Input data:
-------------------------
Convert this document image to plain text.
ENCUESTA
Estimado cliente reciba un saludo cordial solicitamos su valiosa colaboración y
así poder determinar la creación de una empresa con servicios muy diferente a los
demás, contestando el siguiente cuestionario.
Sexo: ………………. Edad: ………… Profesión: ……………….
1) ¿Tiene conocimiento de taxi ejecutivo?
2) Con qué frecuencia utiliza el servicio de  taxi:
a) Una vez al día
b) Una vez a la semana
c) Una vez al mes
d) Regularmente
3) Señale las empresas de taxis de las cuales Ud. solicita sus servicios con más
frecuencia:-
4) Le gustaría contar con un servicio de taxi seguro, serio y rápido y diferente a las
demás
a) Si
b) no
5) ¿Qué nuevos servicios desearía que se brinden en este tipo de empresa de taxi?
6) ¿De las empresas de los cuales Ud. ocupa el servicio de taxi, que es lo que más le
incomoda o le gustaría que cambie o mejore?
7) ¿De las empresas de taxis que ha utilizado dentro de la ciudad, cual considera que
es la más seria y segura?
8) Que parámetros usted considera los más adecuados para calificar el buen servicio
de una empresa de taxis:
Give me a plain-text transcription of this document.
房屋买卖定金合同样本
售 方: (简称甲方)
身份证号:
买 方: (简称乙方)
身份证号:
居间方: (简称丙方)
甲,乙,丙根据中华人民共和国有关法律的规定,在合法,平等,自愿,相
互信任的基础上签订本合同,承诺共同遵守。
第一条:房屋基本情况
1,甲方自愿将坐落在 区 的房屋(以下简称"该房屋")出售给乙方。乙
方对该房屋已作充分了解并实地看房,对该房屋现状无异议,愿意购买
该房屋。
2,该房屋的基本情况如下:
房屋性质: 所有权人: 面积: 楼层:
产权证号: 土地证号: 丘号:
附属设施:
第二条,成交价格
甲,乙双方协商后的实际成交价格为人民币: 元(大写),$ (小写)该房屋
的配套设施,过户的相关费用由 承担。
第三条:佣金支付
-------------------------
Aim of the exercise: Type the material above out again, exactly.

Written response:
Convert this document image to plain text.
ENCUESTA
Estimado cliente reciba un saludo cordial solicitamos su valiosa colaboración y
así poder determinar la creación de una empresa con servicios muy diferente a los
demás, contestando el siguiente cuestionario.
Sexo: ………………. Edad: ………… Profesión: ……………….
1) ¿Tiene conocimiento de taxi ejecutivo?
2) Con qué frecuencia utiliza el servicio de  taxi:
a) Una vez al día
b) Una vez a la semana
c) Una vez al mes
d) Regularmente
3) Señale las empresas de taxis de las cuales Ud. solicita sus servicios con más
frecuencia:-
4) Le gustaría contar con un servicio de taxi seguro, serio y rápido y diferente a las
demás
a) Si
b) no
5) ¿Qué nuevos servicios desearía que se brinden en este tipo de empresa de taxi?
6) ¿De las empresas de los cuales Ud. ocupa el servicio de taxi, que es lo que más le
incomoda o le gustaría que cambie o mejore?
7) ¿De las empresas de taxis que ha utilizado dentro de la ciudad, cual considera que
es la más seria y segura?
8) Que parámetros usted considera los más adecuados para calificar el buen servicio
de una empresa de taxis:
Give me a plain-text transcription of this document.
房屋买卖定金合同样本
售 方: (简称甲方)
身份证号:
买 方: (简称乙方)
身份证号:
居间方: (简称丙方)
甲,乙,丙根据中华人民共和国有关法律的规定,在合法,平等,自愿,相
互信任的基础上签订本合同,承诺共同遵守。
第一条:房屋基本情况
1,甲方自愿将坐落在 区 的房屋(以下简称"该房屋")出售给乙方。乙
方对该房屋已作充分了解并实地看房,对该房屋现状无异议,愿意购买
该房屋。
2,该房屋的基本情况如下:
房屋性质: 所有权人: 面积: 楼层:
产权证号: 土地证号: 丘号:
附属设施:
第二条,成交价格
甲,乙双方协商后的实际成交价格为人民币: 元(大写),$ (小写)该房屋
的配套设施,过户的相关费用由 承担。
第三条:佣金支付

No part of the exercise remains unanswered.